(Items listed in a dataset)
+ + +

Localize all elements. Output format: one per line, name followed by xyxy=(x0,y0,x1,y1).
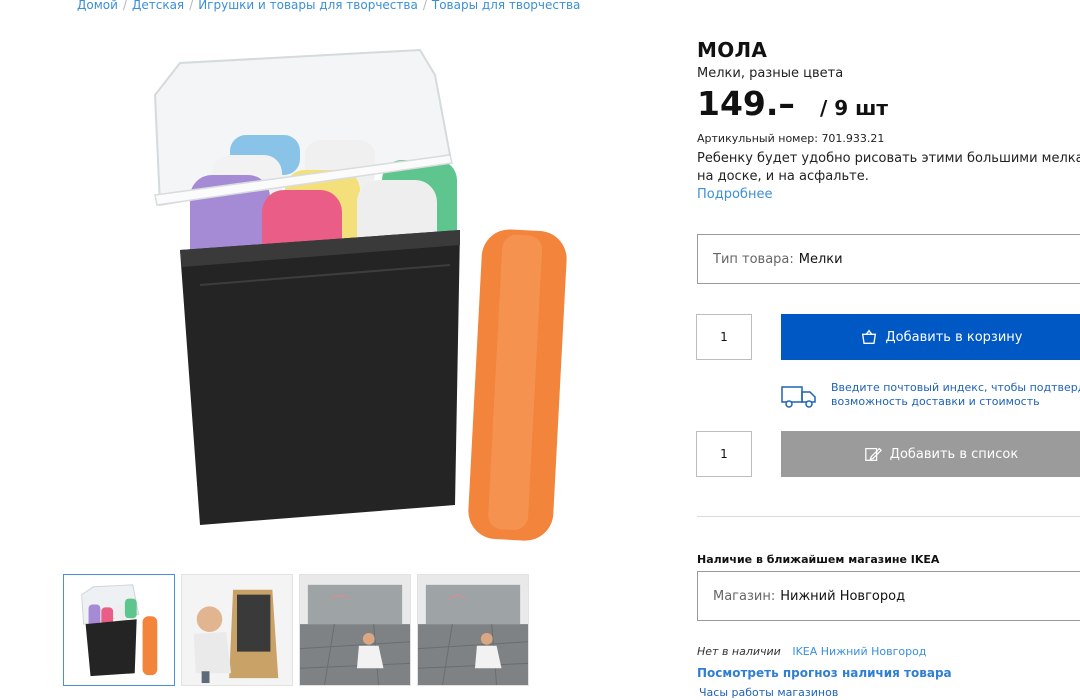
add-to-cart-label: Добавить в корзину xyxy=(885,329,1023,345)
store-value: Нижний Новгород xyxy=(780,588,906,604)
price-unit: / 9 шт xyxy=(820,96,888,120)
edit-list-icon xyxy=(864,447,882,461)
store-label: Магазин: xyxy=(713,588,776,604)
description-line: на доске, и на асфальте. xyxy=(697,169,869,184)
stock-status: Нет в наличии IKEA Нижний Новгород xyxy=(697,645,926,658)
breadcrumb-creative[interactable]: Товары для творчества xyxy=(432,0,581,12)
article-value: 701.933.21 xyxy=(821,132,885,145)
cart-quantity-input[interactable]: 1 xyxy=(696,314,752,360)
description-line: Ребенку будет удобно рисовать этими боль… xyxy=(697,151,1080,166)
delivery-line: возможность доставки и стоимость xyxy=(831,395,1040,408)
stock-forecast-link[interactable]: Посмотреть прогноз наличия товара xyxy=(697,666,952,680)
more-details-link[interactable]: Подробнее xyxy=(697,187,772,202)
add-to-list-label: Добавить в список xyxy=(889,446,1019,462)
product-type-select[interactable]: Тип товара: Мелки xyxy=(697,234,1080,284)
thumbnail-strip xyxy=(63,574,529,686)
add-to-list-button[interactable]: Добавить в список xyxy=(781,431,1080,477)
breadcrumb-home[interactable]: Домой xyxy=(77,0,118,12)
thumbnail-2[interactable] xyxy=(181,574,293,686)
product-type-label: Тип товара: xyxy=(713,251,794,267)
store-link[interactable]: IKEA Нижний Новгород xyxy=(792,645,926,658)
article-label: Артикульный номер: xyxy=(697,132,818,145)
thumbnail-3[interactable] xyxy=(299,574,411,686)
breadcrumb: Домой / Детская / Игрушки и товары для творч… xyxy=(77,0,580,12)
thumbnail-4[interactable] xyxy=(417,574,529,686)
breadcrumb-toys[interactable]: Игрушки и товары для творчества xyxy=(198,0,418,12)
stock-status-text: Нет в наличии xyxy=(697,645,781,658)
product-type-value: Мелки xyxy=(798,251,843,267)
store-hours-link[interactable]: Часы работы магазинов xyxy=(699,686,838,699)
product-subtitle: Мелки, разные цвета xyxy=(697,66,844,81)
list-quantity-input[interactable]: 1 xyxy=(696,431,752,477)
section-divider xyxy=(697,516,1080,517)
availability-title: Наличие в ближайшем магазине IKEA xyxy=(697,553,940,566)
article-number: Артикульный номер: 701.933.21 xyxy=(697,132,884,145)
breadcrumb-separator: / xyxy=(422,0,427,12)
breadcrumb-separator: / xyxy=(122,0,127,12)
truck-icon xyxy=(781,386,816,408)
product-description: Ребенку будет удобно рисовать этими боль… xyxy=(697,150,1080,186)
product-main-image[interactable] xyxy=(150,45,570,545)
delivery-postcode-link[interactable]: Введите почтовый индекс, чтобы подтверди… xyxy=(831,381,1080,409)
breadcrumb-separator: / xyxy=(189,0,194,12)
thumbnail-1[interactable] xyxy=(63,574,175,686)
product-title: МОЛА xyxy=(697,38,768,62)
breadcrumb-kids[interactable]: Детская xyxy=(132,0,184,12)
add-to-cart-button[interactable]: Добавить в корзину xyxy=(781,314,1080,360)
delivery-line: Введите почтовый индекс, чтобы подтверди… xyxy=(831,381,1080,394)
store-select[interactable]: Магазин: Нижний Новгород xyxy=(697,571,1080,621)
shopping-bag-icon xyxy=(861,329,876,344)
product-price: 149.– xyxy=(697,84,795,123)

+ + +

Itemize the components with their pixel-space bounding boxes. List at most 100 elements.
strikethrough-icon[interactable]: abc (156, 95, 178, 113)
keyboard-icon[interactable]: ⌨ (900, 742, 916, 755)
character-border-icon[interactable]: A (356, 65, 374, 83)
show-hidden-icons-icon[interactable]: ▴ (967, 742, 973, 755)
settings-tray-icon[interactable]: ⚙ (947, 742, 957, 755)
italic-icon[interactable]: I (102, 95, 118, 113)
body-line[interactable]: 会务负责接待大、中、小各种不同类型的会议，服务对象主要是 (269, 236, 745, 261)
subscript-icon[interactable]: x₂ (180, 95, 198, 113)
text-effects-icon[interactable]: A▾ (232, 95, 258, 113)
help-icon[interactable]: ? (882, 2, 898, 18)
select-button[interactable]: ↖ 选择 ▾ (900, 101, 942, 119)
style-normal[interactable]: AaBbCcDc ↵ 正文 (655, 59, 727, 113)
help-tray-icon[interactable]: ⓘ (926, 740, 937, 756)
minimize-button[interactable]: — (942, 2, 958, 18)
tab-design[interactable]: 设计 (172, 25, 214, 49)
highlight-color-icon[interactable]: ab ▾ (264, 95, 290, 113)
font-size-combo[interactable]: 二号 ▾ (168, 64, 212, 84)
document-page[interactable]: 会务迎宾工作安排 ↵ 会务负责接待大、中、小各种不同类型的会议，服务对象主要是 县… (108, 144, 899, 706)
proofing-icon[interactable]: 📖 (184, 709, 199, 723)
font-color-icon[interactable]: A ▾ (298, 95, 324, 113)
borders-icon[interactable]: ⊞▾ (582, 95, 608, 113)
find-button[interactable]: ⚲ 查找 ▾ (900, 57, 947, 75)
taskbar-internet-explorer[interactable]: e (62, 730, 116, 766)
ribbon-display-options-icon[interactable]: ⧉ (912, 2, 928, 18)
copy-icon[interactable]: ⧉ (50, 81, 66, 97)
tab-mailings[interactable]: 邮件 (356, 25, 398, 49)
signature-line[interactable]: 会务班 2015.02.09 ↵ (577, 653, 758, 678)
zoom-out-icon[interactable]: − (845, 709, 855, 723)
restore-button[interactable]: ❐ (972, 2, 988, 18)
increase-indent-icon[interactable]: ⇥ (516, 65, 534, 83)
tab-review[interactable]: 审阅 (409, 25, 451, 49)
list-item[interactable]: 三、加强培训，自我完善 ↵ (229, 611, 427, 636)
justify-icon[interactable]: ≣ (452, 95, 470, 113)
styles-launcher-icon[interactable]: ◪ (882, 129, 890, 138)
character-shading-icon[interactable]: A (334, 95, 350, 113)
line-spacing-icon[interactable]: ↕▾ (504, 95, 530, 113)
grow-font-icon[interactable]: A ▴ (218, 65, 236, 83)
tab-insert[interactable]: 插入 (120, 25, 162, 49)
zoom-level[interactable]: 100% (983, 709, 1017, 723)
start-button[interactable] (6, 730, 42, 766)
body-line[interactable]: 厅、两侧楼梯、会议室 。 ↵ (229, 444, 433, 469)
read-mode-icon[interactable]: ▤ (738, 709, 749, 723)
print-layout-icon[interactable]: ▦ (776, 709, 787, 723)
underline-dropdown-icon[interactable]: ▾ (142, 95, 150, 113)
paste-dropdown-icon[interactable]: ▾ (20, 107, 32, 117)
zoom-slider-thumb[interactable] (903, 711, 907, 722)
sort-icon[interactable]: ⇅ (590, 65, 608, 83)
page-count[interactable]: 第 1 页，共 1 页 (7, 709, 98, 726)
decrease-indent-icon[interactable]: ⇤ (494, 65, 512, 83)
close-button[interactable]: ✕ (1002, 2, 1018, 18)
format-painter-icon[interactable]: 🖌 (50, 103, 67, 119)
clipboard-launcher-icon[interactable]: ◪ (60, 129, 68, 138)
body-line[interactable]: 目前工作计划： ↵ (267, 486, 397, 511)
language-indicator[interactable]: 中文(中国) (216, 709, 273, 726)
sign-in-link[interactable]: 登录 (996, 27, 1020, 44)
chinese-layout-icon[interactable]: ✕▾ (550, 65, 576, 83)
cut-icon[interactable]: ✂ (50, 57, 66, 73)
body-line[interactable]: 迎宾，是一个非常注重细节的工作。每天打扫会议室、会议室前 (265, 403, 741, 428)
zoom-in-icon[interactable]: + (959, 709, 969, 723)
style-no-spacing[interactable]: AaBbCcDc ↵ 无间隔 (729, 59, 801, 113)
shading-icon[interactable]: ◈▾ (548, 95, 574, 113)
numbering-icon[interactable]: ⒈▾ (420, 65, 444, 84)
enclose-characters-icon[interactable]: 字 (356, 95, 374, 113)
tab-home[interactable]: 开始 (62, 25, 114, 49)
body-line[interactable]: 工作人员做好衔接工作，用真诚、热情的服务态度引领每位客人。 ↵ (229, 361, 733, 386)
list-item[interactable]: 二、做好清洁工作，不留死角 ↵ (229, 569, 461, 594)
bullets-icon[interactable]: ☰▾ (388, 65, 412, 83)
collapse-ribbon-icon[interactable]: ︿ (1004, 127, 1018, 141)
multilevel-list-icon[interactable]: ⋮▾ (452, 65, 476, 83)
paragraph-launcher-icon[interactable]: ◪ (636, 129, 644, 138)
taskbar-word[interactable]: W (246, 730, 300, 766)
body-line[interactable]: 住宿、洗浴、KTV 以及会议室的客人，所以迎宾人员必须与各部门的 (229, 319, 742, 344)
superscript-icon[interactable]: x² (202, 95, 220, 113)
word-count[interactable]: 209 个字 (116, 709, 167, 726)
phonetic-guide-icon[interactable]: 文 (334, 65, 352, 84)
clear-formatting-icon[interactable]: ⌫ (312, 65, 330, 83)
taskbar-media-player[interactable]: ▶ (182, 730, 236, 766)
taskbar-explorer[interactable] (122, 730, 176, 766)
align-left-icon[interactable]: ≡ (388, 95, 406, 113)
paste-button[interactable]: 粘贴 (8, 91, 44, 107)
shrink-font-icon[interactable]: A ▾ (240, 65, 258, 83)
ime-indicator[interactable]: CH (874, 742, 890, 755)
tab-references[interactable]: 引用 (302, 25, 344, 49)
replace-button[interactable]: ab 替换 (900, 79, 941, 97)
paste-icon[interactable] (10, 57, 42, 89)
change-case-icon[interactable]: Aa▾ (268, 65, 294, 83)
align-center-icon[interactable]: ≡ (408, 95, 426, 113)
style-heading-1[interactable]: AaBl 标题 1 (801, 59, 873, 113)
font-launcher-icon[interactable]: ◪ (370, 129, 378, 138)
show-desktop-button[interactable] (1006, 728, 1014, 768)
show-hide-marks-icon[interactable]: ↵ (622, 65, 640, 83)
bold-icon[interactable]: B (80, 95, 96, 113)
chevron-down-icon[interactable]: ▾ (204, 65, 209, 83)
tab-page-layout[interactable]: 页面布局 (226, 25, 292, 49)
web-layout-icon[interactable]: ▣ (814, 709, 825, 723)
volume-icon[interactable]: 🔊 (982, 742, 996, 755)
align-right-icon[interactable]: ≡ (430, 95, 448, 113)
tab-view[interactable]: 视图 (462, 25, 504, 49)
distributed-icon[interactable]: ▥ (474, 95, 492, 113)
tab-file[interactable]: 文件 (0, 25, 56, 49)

+ + +

### Directions for this task:
Reproduce the lines without any changes, starting at the line that contains "Itemize the components" and ending after the line that contains "font-color-icon[interactable]: A ▾".

### Correct output:
Itemize the components with their pixel-space bounding boxes. List at most 100 elements.
strikethrough-icon[interactable]: abc (156, 95, 178, 113)
keyboard-icon[interactable]: ⌨ (900, 742, 916, 755)
character-border-icon[interactable]: A (356, 65, 374, 83)
show-hidden-icons-icon[interactable]: ▴ (967, 742, 973, 755)
settings-tray-icon[interactable]: ⚙ (947, 742, 957, 755)
italic-icon[interactable]: I (102, 95, 118, 113)
body-line[interactable]: 会务负责接待大、中、小各种不同类型的会议，服务对象主要是 (269, 236, 745, 261)
subscript-icon[interactable]: x₂ (180, 95, 198, 113)
text-effects-icon[interactable]: A▾ (232, 95, 258, 113)
help-icon[interactable]: ? (882, 2, 898, 18)
select-button[interactable]: ↖ 选择 ▾ (900, 101, 942, 119)
style-normal[interactable]: AaBbCcDc ↵ 正文 (655, 59, 727, 113)
help-tray-icon[interactable]: ⓘ (926, 740, 937, 756)
minimize-button[interactable]: — (942, 2, 958, 18)
tab-design[interactable]: 设计 (172, 25, 214, 49)
highlight-color-icon[interactable]: ab ▾ (264, 95, 290, 113)
font-size-combo[interactable]: 二号 ▾ (168, 64, 212, 84)
document-page[interactable]: 会务迎宾工作安排 ↵ 会务负责接待大、中、小各种不同类型的会议，服务对象主要是 县… (108, 144, 899, 706)
proofing-icon[interactable]: 📖 (184, 709, 199, 723)
font-color-icon[interactable]: A ▾ (298, 95, 324, 113)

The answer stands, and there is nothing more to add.